··· AVAILABLE DATA

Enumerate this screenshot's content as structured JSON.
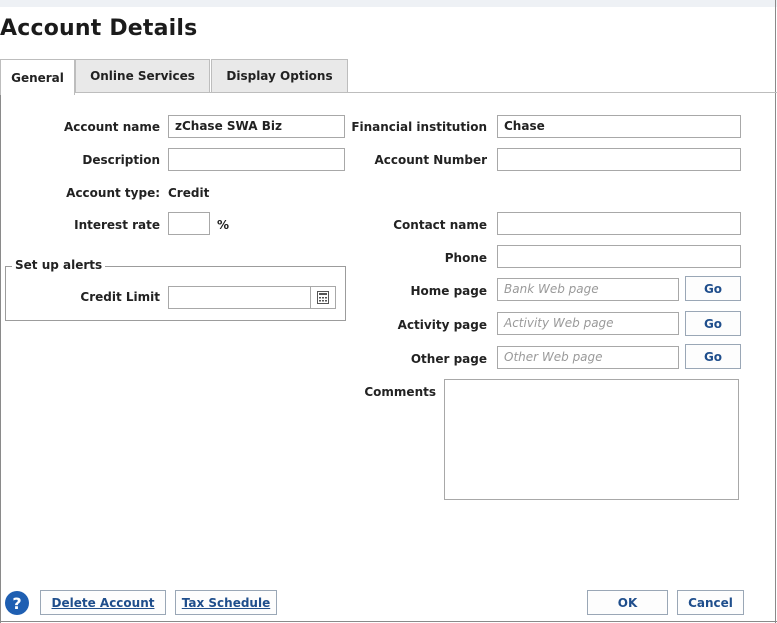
{
  "title": "Account Details",
  "tabs": [
    {
      "label": "General",
      "active": true
    },
    {
      "label": "Online Services",
      "active": false
    },
    {
      "label": "Display Options",
      "active": false
    }
  ],
  "general": {
    "account_name_label": "Account name",
    "account_name_value": "zChase SWA Biz",
    "description_label": "Description",
    "description_value": "",
    "account_type_label": "Account type:",
    "account_type_value": "Credit",
    "interest_rate_label": "Interest rate",
    "interest_rate_value": "",
    "interest_rate_unit": "%",
    "alerts_group_label": "Set up alerts",
    "credit_limit_label": "Credit Limit",
    "credit_limit_value": "",
    "financial_institution_label": "Financial institution",
    "financial_institution_value": "Chase",
    "account_number_label": "Account Number",
    "account_number_value": "",
    "contact_name_label": "Contact name",
    "contact_name_value": "",
    "phone_label": "Phone",
    "phone_value": "",
    "home_page_label": "Home page",
    "home_page_placeholder": "Bank Web page",
    "activity_page_label": "Activity page",
    "activity_page_placeholder": "Activity Web page",
    "other_page_label": "Other page",
    "other_page_placeholder": "Other Web page",
    "go_label": "Go",
    "comments_label": "Comments",
    "comments_value": ""
  },
  "footer": {
    "help_glyph": "?",
    "delete_account": "Delete Account",
    "tax_schedule": "Tax Schedule",
    "ok": "OK",
    "cancel": "Cancel"
  },
  "colors": {
    "link_blue": "#1f4e8c",
    "help_blue": "#1f5fb2"
  },
  "icons": {
    "calculator": "calculator-icon",
    "help": "help-icon"
  }
}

······

WHAT IS NEEDED - In the listing above, find the lines holding the word "Other" and copy them.

PROBLEM SOLUTION -
    "other_page_label": "Other page",
    "other_page_placeholder": "Other Web page",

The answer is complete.